List every line below that contains the word "base", treating uppercase and lowercase as different.

# Source data
+++++
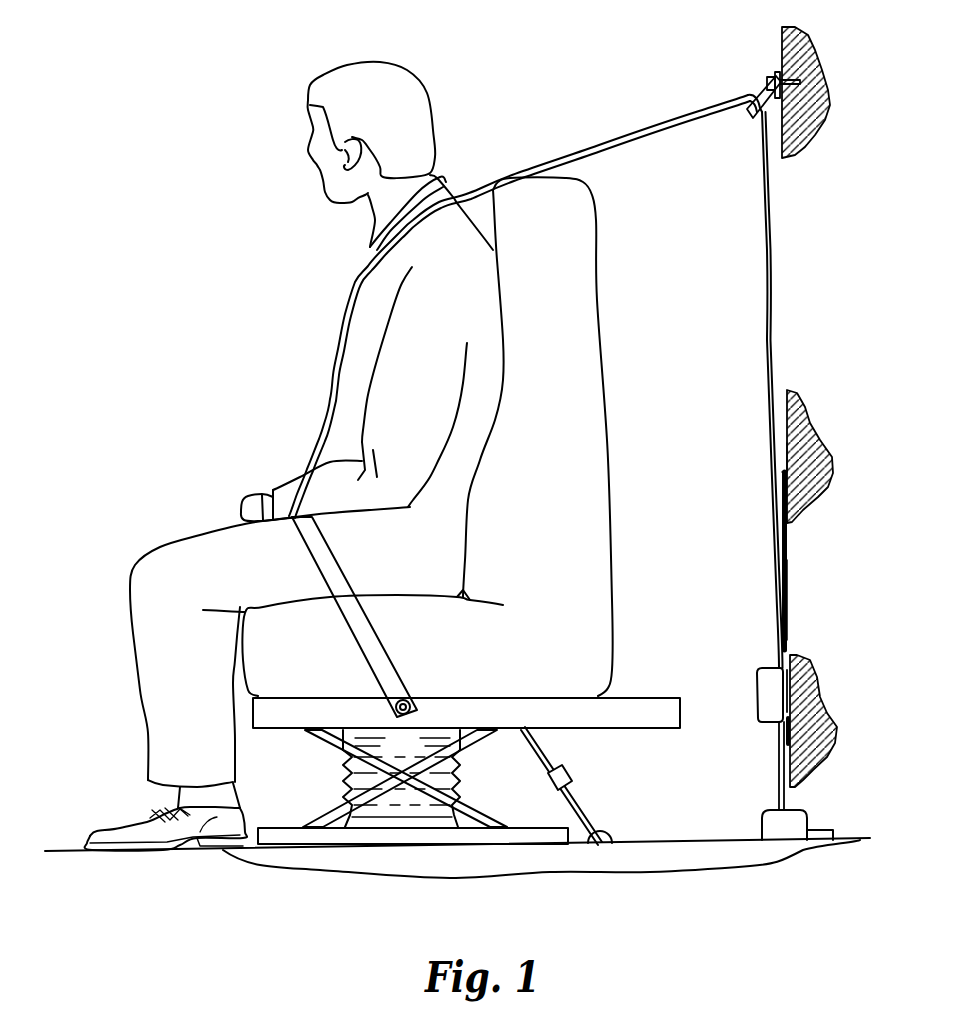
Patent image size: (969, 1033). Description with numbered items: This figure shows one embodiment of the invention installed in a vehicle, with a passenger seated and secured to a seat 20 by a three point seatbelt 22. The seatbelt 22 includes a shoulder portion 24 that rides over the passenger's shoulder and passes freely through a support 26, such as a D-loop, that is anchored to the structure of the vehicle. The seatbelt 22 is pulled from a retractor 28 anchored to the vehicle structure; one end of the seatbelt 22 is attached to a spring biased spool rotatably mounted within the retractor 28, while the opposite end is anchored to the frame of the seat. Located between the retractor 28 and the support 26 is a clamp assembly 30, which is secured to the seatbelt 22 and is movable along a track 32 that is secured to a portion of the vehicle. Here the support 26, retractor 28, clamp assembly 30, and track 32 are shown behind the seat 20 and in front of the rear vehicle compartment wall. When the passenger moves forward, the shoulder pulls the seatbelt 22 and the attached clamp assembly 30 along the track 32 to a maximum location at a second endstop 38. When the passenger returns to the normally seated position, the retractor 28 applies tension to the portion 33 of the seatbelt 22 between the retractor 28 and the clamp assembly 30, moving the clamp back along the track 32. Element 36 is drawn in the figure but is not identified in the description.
+++++
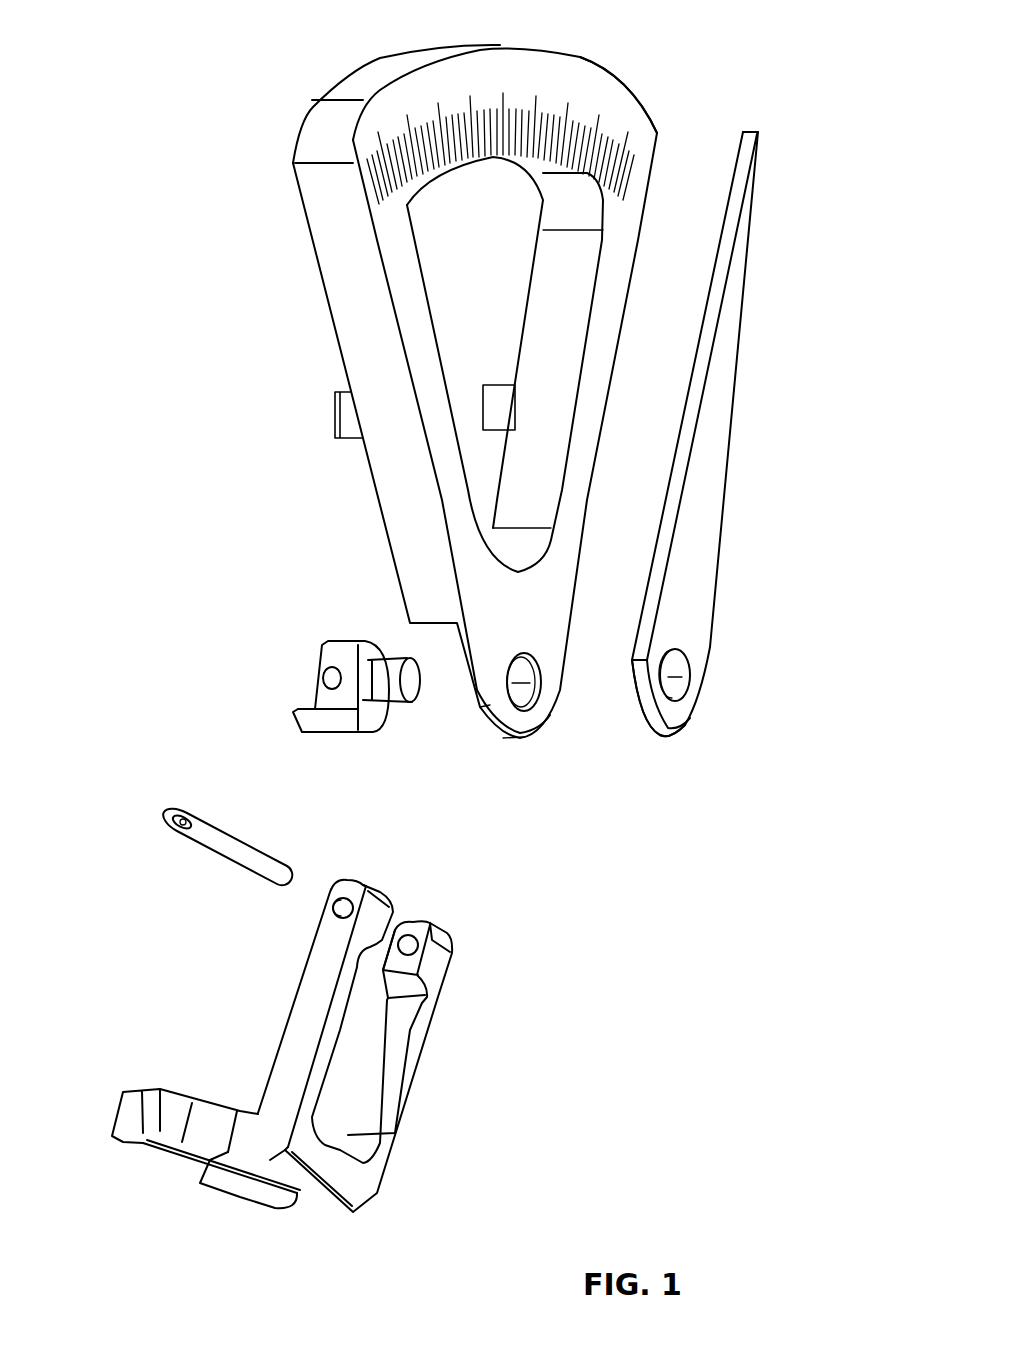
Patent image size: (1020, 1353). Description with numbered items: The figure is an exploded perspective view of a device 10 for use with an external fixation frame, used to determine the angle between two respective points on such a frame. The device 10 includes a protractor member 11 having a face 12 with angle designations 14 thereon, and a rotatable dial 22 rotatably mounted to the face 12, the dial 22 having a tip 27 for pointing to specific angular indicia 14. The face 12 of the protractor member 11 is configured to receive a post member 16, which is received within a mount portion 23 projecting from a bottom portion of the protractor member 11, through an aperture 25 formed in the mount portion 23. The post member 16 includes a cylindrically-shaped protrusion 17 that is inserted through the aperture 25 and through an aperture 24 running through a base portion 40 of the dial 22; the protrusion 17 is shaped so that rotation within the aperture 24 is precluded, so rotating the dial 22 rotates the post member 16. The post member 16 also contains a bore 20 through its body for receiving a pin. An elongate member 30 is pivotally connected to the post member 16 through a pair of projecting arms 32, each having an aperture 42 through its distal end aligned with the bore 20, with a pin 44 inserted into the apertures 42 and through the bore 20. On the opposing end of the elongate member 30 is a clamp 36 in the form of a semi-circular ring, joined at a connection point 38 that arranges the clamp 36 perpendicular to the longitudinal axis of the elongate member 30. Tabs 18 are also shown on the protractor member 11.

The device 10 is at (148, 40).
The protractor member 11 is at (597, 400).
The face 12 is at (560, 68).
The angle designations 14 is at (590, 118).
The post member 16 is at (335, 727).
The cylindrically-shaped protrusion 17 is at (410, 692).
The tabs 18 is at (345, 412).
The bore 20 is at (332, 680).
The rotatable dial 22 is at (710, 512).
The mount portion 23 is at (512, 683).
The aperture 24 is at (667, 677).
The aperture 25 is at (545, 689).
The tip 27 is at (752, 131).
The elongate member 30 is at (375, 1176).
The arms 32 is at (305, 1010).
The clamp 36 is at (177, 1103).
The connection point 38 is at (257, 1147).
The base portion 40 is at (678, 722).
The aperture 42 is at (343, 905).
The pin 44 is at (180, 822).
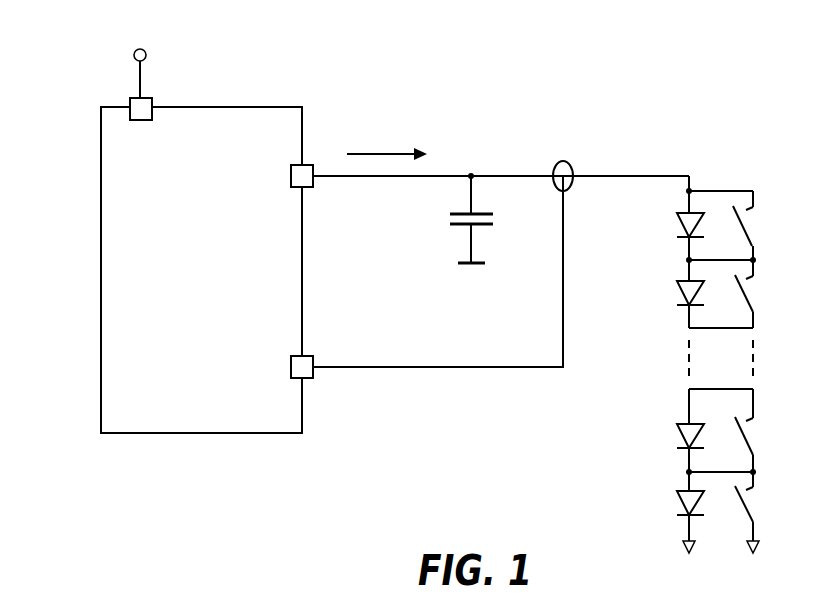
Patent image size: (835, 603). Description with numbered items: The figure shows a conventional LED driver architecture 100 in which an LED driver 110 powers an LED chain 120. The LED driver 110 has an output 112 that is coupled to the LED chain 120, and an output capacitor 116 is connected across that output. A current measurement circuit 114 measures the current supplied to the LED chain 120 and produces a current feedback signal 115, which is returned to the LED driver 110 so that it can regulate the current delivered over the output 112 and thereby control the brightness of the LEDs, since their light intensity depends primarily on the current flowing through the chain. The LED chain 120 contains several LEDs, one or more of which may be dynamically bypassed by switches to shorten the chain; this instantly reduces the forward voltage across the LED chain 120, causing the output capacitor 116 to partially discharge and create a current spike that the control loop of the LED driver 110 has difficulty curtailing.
+++++
# Exercise response
Patent image size: (1020, 1353). Description with numbered items: The figure is an exploded perspective view of a device 10 for use with an external fixation frame, used to determine the angle between two respective points on such a frame. The device 10 includes a protractor member 11 having a face 12 with angle designations 14 thereon, and a rotatable dial 22 rotatably mounted to the face 12, the dial 22 having a tip 27 for pointing to specific angular indicia 14. The face 12 of the protractor member 11 is configured to receive a post member 16, which is received within a mount portion 23 projecting from a bottom portion of the protractor member 11, through an aperture 25 formed in the mount portion 23. The post member 16 includes a cylindrically-shaped protrusion 17 that is inserted through the aperture 25 and through an aperture 24 running through a base portion 40 of the dial 22; the protrusion 17 is shaped so that rotation within the aperture 24 is precluded, so rotating the dial 22 rotates the post member 16. The post member 16 also contains a bore 20 through its body for receiving a pin. An elongate member 30 is pivotally connected to the post member 16 through a pair of projecting arms 32, each having an aperture 42 through its distal end aligned with the bore 20, with a pin 44 inserted into the apertures 42 and through the bore 20. On the opposing end of the elongate member 30 is a clamp 36 in the form of a semi-circular ring, joined at a connection point 38 that arranges the clamp 36 perpendicular to the longitudinal axis of the elongate member 30. Tabs 18 are also shown on the protractor member 11.
The base portion 40 is at (678, 722).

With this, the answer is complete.